What is expected> Extract the full listing verbatim and drop any pictures from your copy.

Given information>
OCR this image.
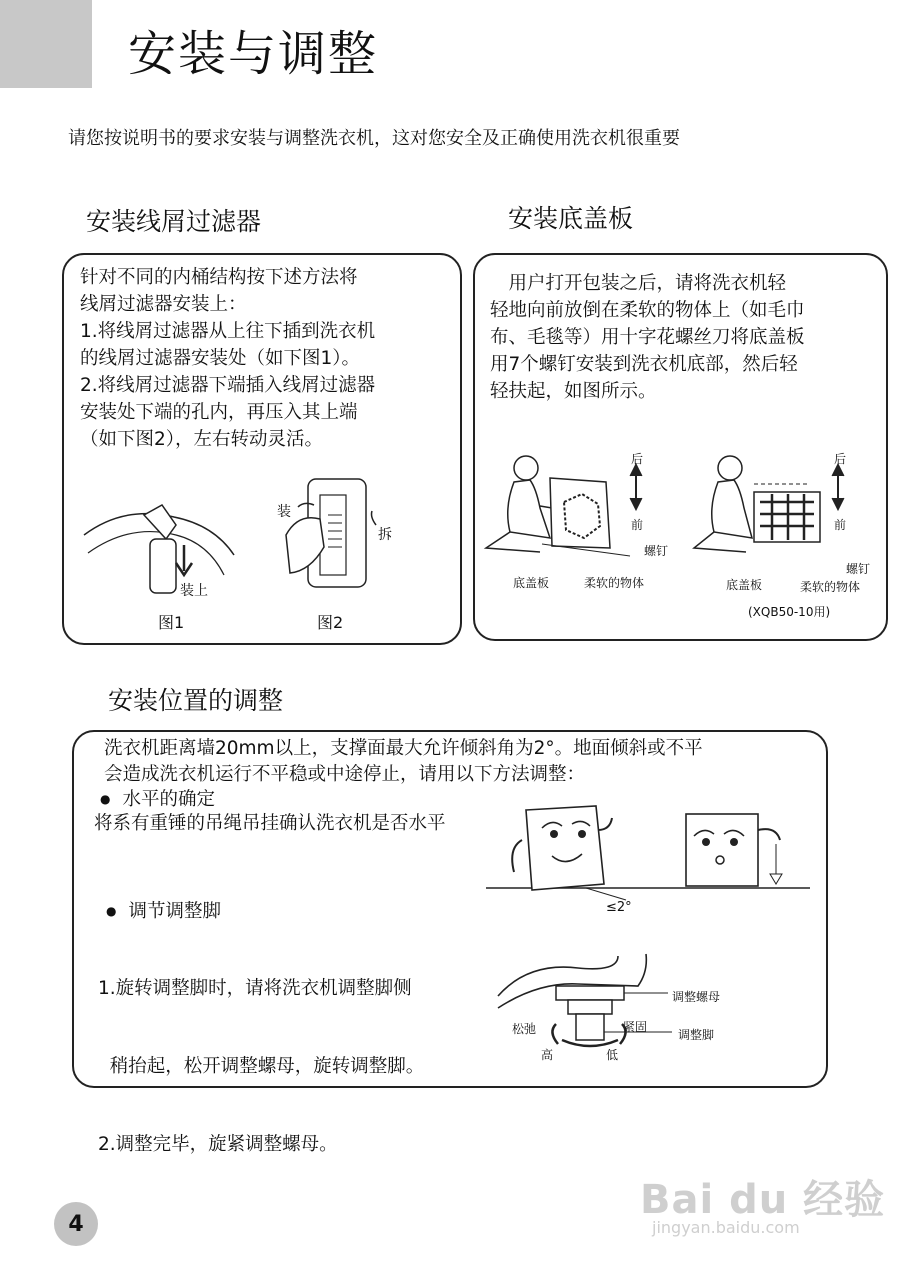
安装与调整
请您按说明书的要求安装与调整洗衣机，这对您安全及正确使用洗衣机很重要
安装线屑过滤器	安装底盖板
针对不同的内桶结构按下述方法将
线屑过滤器安装上：
1.将线屑过滤器从上往下插到洗衣机
的线屑过滤器安装处（如下图1）。
2.将线屑过滤器下端插入线屑过滤器
安装处下端的孔内，再压入其上端
（如下图2），左右转动灵活。
装上
图1
装
拆
图2
　用户打开包装之后，请将洗衣机轻
轻地向前放倒在柔软的物体上（如毛巾
布、毛毯等）用十字花螺丝刀将底盖板
用7个螺钉安装到洗衣机底部，然后轻
轻扶起，如图所示。
后
前
螺钉
底盖板	柔软的物体
后
前
螺钉
底盖板	柔软的物体
(XQB50-10用)
安装位置的调整
洗衣机距离墙20mm以上，支撑面最大允许倾斜角为2°。地面倾斜或不平
会造成洗衣机运行不平稳或中途停止，请用以下方法调整：
● 水平的确定
将系有重锤的吊绳吊挂确认洗衣机是否水平
≤2°
● 调节调整脚

1.旋转调整脚时，请将洗衣机调整脚侧

稍抬起，松开调整螺母，旋转调整脚。

2.调整完毕，旋紧调整螺母。

调整螺母
松弛	紧固
调整脚
高	低
4
Bai du 经验
jingyan.baidu.com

Result of the task>
OCR this image.
安装与调整
请您按说明书的要求安装与调整洗衣机，这对您安全及正确使用洗衣机很重要
安装线屑过滤器	安装底盖板
针对不同的内桶结构按下述方法将
线屑过滤器安装上：
1.将线屑过滤器从上往下插到洗衣机
的线屑过滤器安装处（如下图1）。
2.将线屑过滤器下端插入线屑过滤器
安装处下端的孔内，再压入其上端
（如下图2），左右转动灵活。
装上
图1
装
拆
图2
　用户打开包装之后，请将洗衣机轻
轻地向前放倒在柔软的物体上（如毛巾
布、毛毯等）用十字花螺丝刀将底盖板
用7个螺钉安装到洗衣机底部，然后轻
轻扶起，如图所示。
后
前
螺钉
底盖板	柔软的物体
后
前
螺钉
底盖板	柔软的物体
(XQB50-10用)
安装位置的调整
洗衣机距离墙20mm以上，支撑面最大允许倾斜角为2°。地面倾斜或不平
会造成洗衣机运行不平稳或中途停止，请用以下方法调整：
● 水平的确定
将系有重锤的吊绳吊挂确认洗衣机是否水平
≤2°
● 调节调整脚

1.旋转调整脚时，请将洗衣机调整脚侧

稍抬起，松开调整螺母，旋转调整脚。

2.调整完毕，旋紧调整螺母。

调整螺母
松弛	紧固
调整脚
高	低
4
Bai du 经验
jingyan.baidu.com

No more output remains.